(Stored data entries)
>> BEGIN

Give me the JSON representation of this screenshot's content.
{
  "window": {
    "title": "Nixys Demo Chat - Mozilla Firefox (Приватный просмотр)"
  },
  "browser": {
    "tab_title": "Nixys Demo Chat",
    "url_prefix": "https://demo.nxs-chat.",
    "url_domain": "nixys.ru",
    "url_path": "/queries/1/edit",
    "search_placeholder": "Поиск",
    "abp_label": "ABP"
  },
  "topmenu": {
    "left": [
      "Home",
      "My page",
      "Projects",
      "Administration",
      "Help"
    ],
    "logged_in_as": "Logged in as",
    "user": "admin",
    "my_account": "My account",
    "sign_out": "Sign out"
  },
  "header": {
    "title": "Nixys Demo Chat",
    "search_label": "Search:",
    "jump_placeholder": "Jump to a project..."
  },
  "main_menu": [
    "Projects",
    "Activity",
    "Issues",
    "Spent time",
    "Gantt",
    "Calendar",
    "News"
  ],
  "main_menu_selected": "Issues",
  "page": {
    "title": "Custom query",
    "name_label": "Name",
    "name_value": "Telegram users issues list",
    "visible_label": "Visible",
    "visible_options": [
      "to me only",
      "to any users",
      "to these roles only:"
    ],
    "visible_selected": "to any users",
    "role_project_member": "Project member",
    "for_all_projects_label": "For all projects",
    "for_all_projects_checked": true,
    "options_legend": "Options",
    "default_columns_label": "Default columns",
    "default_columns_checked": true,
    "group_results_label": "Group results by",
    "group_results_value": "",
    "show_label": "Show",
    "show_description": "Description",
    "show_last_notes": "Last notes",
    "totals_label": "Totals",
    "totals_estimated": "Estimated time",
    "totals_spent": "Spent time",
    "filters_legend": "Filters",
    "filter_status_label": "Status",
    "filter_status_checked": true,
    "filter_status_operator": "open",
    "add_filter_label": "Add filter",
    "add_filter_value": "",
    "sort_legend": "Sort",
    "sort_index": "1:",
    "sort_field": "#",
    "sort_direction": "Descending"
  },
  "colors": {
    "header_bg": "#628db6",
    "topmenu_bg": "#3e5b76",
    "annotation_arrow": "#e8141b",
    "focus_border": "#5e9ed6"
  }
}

>> END

--- Directive ---
Return all of the entries word for word.

--- Reply to the task ---
Give me the JSON representation of this screenshot's content.
{
  "window": {
    "title": "Nixys Demo Chat - Mozilla Firefox (Приватный просмотр)"
  },
  "browser": {
    "tab_title": "Nixys Demo Chat",
    "url_prefix": "https://demo.nxs-chat.",
    "url_domain": "nixys.ru",
    "url_path": "/queries/1/edit",
    "search_placeholder": "Поиск",
    "abp_label": "ABP"
  },
  "topmenu": {
    "left": [
      "Home",
      "My page",
      "Projects",
      "Administration",
      "Help"
    ],
    "logged_in_as": "Logged in as",
    "user": "admin",
    "my_account": "My account",
    "sign_out": "Sign out"
  },
  "header": {
    "title": "Nixys Demo Chat",
    "search_label": "Search:",
    "jump_placeholder": "Jump to a project..."
  },
  "main_menu": [
    "Projects",
    "Activity",
    "Issues",
    "Spent time",
    "Gantt",
    "Calendar",
    "News"
  ],
  "main_menu_selected": "Issues",
  "page": {
    "title": "Custom query",
    "name_label": "Name",
    "name_value": "Telegram users issues list",
    "visible_label": "Visible",
    "visible_options": [
      "to me only",
      "to any users",
      "to these roles only:"
    ],
    "visible_selected": "to any users",
    "role_project_member": "Project member",
    "for_all_projects_label": "For all projects",
    "for_all_projects_checked": true,
    "options_legend": "Options",
    "default_columns_label": "Default columns",
    "default_columns_checked": true,
    "group_results_label": "Group results by",
    "group_results_value": "",
    "show_label": "Show",
    "show_description": "Description",
    "show_last_notes": "Last notes",
    "totals_label": "Totals",
    "totals_estimated": "Estimated time",
    "totals_spent": "Spent time",
    "filters_legend": "Filters",
    "filter_status_label": "Status",
    "filter_status_checked": true,
    "filter_status_operator": "open",
    "add_filter_label": "Add filter",
    "add_filter_value": "",
    "sort_legend": "Sort",
    "sort_index": "1:",
    "sort_field": "#",
    "sort_direction": "Descending"
  },
  "colors": {
    "header_bg": "#628db6",
    "topmenu_bg": "#3e5b76",
    "annotation_arrow": "#e8141b",
    "focus_border": "#5e9ed6"
  }
}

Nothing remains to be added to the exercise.